# Stated task
State only how many lines below include the string "this".

>> START

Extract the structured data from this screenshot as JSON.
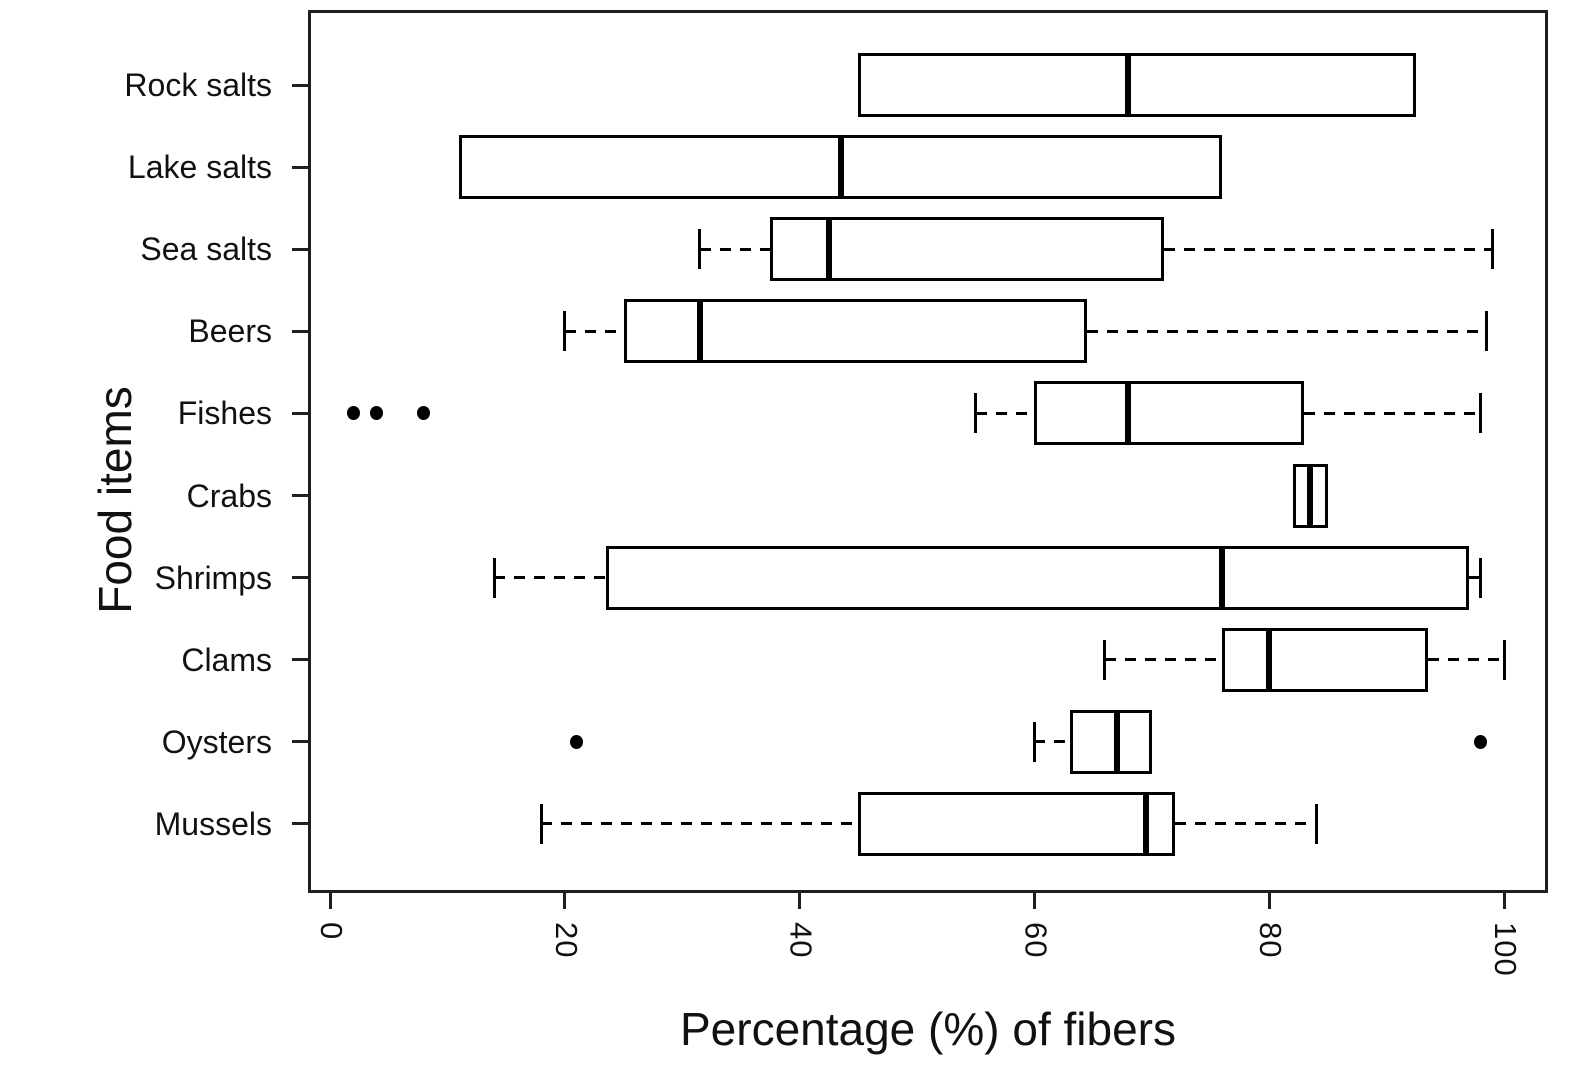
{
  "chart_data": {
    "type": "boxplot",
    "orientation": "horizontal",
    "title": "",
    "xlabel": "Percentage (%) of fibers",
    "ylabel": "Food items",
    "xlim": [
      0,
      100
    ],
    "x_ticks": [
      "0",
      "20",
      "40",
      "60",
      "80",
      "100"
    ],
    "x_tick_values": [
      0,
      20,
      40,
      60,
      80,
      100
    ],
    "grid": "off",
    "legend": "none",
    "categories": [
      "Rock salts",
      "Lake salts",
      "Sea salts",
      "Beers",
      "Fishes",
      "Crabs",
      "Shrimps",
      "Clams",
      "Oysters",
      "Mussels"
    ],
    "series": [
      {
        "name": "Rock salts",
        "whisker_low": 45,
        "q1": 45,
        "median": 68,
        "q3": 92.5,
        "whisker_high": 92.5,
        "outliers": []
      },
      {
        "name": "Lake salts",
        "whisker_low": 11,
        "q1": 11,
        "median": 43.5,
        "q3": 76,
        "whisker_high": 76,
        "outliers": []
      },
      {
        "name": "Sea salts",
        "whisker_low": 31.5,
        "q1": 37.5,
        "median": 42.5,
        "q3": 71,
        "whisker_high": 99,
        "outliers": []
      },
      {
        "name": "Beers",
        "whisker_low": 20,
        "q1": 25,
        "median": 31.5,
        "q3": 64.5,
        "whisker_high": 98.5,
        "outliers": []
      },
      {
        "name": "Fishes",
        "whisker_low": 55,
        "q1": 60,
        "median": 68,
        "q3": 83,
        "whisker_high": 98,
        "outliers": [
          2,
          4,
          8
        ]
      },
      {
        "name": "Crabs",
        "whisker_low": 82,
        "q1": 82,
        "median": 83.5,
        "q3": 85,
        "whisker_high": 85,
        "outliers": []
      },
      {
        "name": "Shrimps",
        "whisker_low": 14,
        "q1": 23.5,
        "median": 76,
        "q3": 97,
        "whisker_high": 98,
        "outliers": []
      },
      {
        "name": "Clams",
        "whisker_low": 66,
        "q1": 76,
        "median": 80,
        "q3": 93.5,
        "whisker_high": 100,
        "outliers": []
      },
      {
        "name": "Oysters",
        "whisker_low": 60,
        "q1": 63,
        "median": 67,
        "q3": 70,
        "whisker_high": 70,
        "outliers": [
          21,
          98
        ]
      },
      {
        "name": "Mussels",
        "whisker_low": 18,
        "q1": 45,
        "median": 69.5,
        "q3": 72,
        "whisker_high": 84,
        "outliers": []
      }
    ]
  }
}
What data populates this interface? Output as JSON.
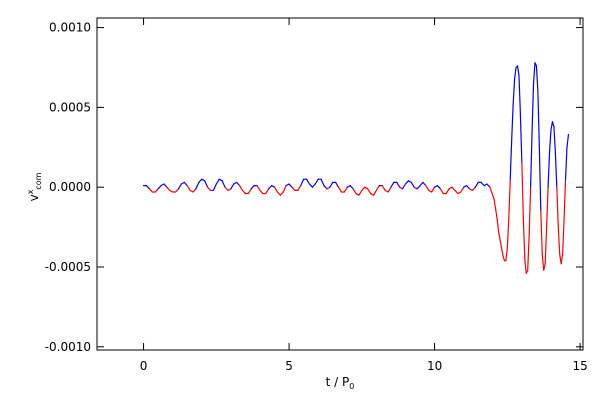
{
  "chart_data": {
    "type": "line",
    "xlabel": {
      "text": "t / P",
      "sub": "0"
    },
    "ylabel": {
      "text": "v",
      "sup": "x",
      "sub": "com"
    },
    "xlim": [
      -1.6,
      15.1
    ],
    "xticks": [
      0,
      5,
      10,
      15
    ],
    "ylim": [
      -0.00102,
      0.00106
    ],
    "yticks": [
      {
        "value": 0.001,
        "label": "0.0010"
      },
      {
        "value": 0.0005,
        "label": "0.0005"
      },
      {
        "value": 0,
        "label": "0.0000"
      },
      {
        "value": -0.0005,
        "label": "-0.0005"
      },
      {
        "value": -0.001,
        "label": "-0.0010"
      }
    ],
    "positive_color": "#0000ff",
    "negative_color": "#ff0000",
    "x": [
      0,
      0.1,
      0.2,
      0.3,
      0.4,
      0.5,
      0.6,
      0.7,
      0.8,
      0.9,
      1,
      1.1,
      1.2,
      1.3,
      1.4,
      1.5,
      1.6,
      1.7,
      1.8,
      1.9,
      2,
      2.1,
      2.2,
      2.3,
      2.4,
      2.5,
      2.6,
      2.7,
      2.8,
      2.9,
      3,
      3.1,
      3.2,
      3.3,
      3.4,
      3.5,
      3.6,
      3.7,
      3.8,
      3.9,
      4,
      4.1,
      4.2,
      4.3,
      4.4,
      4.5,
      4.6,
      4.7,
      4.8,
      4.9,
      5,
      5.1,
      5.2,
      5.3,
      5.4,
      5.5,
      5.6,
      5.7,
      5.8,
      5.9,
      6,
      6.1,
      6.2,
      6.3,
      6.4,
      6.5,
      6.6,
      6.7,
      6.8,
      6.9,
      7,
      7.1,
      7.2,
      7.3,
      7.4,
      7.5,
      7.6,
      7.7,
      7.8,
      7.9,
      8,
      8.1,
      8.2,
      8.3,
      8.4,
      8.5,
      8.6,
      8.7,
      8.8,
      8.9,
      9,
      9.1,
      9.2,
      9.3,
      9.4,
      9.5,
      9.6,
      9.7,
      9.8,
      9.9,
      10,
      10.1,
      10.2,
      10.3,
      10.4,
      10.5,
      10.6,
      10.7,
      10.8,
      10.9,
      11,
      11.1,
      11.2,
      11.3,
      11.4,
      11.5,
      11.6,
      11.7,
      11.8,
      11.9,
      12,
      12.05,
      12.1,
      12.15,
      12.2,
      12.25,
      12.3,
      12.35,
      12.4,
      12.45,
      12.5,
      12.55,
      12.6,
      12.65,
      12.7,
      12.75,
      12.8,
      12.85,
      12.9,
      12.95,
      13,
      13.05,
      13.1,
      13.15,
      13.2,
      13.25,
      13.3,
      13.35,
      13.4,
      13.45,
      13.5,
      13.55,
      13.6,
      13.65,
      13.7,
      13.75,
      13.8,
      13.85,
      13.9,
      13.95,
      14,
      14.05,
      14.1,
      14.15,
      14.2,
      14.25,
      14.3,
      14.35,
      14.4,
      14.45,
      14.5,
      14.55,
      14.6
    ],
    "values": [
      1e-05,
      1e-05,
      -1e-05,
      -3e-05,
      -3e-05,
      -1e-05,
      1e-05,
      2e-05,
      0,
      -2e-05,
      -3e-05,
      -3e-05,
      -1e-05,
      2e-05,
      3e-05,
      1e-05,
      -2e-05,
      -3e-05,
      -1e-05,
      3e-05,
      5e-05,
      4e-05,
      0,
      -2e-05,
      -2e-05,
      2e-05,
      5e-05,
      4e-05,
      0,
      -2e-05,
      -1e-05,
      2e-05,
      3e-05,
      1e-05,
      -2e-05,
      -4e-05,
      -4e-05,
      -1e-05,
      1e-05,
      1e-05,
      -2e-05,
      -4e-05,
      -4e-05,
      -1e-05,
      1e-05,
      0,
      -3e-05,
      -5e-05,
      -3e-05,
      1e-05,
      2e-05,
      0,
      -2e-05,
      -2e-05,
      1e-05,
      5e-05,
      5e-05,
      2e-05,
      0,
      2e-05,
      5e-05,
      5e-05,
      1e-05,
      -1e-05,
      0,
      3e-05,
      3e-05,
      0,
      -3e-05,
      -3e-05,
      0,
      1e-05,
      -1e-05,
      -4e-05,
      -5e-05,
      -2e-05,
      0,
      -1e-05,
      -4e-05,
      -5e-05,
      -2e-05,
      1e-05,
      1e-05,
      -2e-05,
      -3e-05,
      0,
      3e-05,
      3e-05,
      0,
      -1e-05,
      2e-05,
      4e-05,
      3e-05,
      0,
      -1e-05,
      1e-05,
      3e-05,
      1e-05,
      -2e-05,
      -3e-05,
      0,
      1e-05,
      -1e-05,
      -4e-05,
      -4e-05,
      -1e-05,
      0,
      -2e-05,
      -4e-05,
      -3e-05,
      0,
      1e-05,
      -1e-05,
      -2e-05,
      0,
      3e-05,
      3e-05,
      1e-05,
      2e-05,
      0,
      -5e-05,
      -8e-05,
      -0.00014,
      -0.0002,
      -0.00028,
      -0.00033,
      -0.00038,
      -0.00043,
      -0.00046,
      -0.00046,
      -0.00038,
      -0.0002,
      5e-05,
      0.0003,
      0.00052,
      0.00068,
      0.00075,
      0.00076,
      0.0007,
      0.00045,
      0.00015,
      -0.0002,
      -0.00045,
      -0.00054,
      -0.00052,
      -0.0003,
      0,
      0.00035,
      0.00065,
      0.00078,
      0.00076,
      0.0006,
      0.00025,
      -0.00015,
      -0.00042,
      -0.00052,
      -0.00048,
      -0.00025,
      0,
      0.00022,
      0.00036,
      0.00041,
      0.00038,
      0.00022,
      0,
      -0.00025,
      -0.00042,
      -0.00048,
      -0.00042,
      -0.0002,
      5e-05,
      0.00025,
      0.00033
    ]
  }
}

>> END

# Finished exercise
2